文化途径受众研究在研究的后期环节中基本上都采用厚描(thickdescription)和阐释, 而在前期搜集资料环节中则采用多种具体方法。下面,结合上节所举研究实例略作说明。
1.深度访谈法
即访问者与单个被访者进行开放而又结构性的深入交谈,以获取研究资料。此方法其实是持问卷面访的发展,但所获材料较后者更丰富、更具深度。《〈全国〉观众》、《家庭电视》、《十字路口》等研究均采用此方法。在《〈全国〉观众》研究中,摩利事先对新闻进行内容分析,再邀集各种不同阶层人士,请他们观看《全国》录影带,用深度访谈的方式了解他们对电视论域如何解码。在《家庭电视》研究中,摩利挑选了伦敦南区各阶层的18个白人家庭,每家有双亲和两个以上的小孩。他亲自到这些家中去拜访,先访问双亲,然后全家一起接受访问。
2.田野观察法
研究者亲赴实地对研究对象进行观察、记录,故也称实地观察法。《电视的社会作用》、《十字路口》等研究采用了此方法。鲁尔组织了一批观察者,以3 年的时间前去两百多个位于美国加州及威斯康辛州的家庭。研究者在不同的时刻拜访这些家庭,并和他们“吃在一起、喝在一起、玩在一起,也在一起收看电视”。这是典型的参与型观察方法。
3.焦点团体调查法
即集体访问。6至12人同时接受访问, 由主持人引导他们针对某个主题互相自由讨论。《〈豪门恩怨〉解码中的互动》采用了这一方法。研究者组织了50个“焦点团体”,每个团体各包括同一种族的3 对夫妇,各自观看一集《豪门恩怨》,然后彼此进行一个小时的“开放而又结构性的”讨论,再个别填一份问卷。前述《家庭电视》研究中的家庭集体访谈,也兼具此方法性质。
══════════
## 任务列表
a - 根据这段关于受众研究方法的文字,分别回答以下问题:
(i) 在《家庭电视》研究中,摩利挑选了多少个白人家庭?
(ii) 鲁尔组织的观察者用了多长时间前去拜访家庭?
(iii) 《〈豪门恩怨〉解码中的互动》研究组织了多少个"焦点团体"?
b - 请列出受众研究方法这段文字中作为研究实例提到的全部研究名称。
c - 请从受众研究方法这段文字的最后一句之后接着往下写。
这些记录与本项工作毫无关系。
══════════
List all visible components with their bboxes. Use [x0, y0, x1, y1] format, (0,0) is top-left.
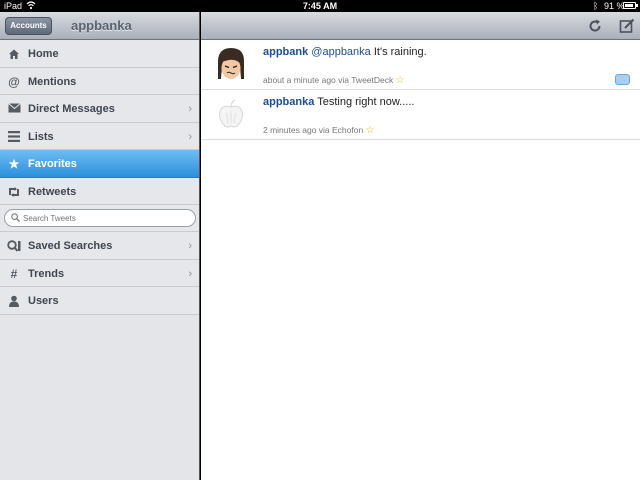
refresh-icon — [589, 19, 601, 32]
refresh-button[interactable] — [587, 18, 603, 34]
tweet-row[interactable]: appbanka Testing right now..... 2 minute… — [201, 90, 640, 140]
sidebar-item-label: Direct Messages — [28, 103, 115, 115]
sidebar-header: Accounts appbanka — [0, 12, 199, 40]
conversation-bubble-icon[interactable] — [615, 74, 630, 85]
compose-icon — [619, 18, 635, 33]
home-icon — [7, 48, 21, 60]
tweet-username[interactable]: appbanka — [263, 96, 314, 108]
sidebar-item-retweets[interactable]: Retweets — [0, 177, 199, 205]
battery-percent: 91 % — [604, 1, 625, 11]
tweet-header: appbanka Testing right now..... — [263, 96, 414, 108]
tweet-time: 2 minutes ago via Echofon — [263, 125, 364, 135]
user-icon — [7, 295, 21, 307]
search-row — [0, 205, 199, 232]
search-input[interactable] — [23, 211, 191, 225]
account-title: appbanka — [71, 18, 132, 33]
sidebar-item-label: Lists — [28, 130, 54, 143]
favorite-star-icon[interactable]: ☆ — [396, 75, 405, 86]
sidebar-item-home[interactable]: Home — [0, 40, 199, 68]
tweet-mention[interactable]: @appbanka — [311, 46, 371, 58]
tweet-row[interactable]: appbank @appbanka It's raining. about a … — [201, 40, 640, 90]
app-root: iPad 7:45 AM ᛒ 91 % Accounts appbanka Ho… — [0, 0, 640, 480]
search-field[interactable] — [4, 209, 196, 227]
sidebar-menu: Home @ Mentions Direct Messages › Lists … — [0, 40, 199, 205]
hash-icon: # — [10, 266, 18, 281]
sidebar-item-label: Mentions — [28, 75, 77, 88]
tweet-username[interactable]: appbank — [263, 46, 308, 58]
sidebar-item-label: Users — [28, 295, 59, 307]
bluetooth-icon: ᛒ — [593, 1, 599, 11]
sidebar-item-saved-searches[interactable]: Saved Searches › — [0, 232, 199, 260]
chevron-right-icon: › — [188, 103, 192, 115]
star-icon: ★ — [8, 157, 20, 171]
sidebar-item-label: Saved Searches — [28, 240, 113, 252]
sidebar-item-mentions[interactable]: @ Mentions — [0, 67, 199, 95]
sidebar-item-favorites[interactable]: ★ Favorites — [0, 150, 199, 178]
envelope-icon — [7, 103, 21, 115]
battery-fill — [625, 4, 634, 7]
retweet-icon — [7, 186, 21, 198]
sidebar-item-users[interactable]: Users — [0, 287, 199, 315]
sidebar-item-label: Retweets — [28, 185, 77, 198]
tweet-meta: about a minute ago via TweetDeck ☆ — [263, 75, 405, 86]
avatar — [213, 96, 249, 132]
search-icon — [11, 213, 20, 222]
list-icon — [7, 130, 21, 143]
sidebar-item-label: Trends — [28, 267, 65, 280]
at-icon: @ — [8, 74, 20, 89]
avatar — [213, 46, 249, 82]
sidebar-item-label: Favorites — [28, 158, 77, 170]
favorite-star-icon[interactable]: ☆ — [366, 125, 375, 136]
sidebar-item-trends[interactable]: # Trends › — [0, 259, 199, 287]
compose-button[interactable] — [619, 18, 635, 34]
chevron-right-icon: › — [188, 130, 192, 143]
sidebar-item-lists[interactable]: Lists › — [0, 122, 199, 150]
main-pane: appbank @appbanka It's raining. about a … — [201, 12, 640, 480]
tweet-meta: 2 minutes ago via Echofon ☆ — [263, 125, 375, 136]
chevron-right-icon: › — [188, 240, 192, 252]
battery-icon — [623, 2, 638, 9]
tweet-time: about a minute ago via TweetDeck — [263, 75, 394, 85]
sidebar-menu-secondary: Saved Searches › # Trends › Users — [0, 232, 199, 315]
saved-search-icon — [7, 240, 21, 252]
tweet-text: Testing right now..... — [317, 96, 415, 108]
tweet-header: appbank @appbanka It's raining. — [263, 46, 427, 58]
chevron-right-icon: › — [188, 267, 192, 280]
clock: 7:45 AM — [302, 1, 338, 11]
accounts-button[interactable]: Accounts — [5, 17, 52, 35]
sidebar-item-direct-messages[interactable]: Direct Messages › — [0, 95, 199, 123]
tweet-text: It's raining. — [373, 46, 427, 58]
sidebar-item-label: Home — [28, 48, 59, 60]
sidebar: Accounts appbanka Home @ Mentions Direct… — [0, 12, 200, 480]
main-header — [201, 12, 640, 40]
status-bar: iPad 7:45 AM ᛒ 91 % — [0, 0, 640, 12]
══════════
## 逐题答案
a -
(i) 18个。
(ii) 3年。
(iii) 50个。

b -
《〈全国〉观众》
《家庭电视》
《十字路口》
《电视的社会作用》
《〈豪门恩怨〉解码中的互动》

c -
4.个案研究法
“个案研究是系统地研究个人、团体、组织或文件,以获得最多的资料。”〔5〕从整体上说, 荷伯森的《十字路口》可说是采用个案研究法的一个范例。该研究以一部名为《十字路口》的肥皂剧为支点,探讨肥皂剧从生产到消费整个过程的每一个环节。荷伯森在书中一开始便记述电视肥皂剧的历史,然后实际观察《十字路口》的生产过程、流程表及受众的反应,提供有关文化工业生产及消费过程的详细资料。
上述四种具体的研究方法,在实际研究中往往是交织着使用的,一项研究一般使用了不止一种方法,而且有的还使用了定量研究方法。
结语:一种重要的研究途径
麦奎尔1994年把受众研究文化途径的主要特征概括如下:(1 )解读传媒文本,必须通过受众的感知,受众是从所提供的传媒文本构造意义和获得满足的;(2)作为一系列经验的传媒使用过程, 和展开这一过程的途径,是所关注的对象;(3 )各种类型的受众常常由“阐释团体”组成,这些团体有共同的经验、话语意义形式及构建媒介意义的框架;(4)受众从来是被动的,受众成员也并不都一样, 其中一些人比另一些人更有经验、更主动;(5)方法肯定是定性的,纵深的, 常常是民族志学的,同时考虑到内容、接受行为和情境。〔1 〕这些特点中,3、4两点与主流研究途径的某些理论有相通之处,其余则完全为文化途径所独有。总的说来,文化途径与结构途径、行为途径异大于同。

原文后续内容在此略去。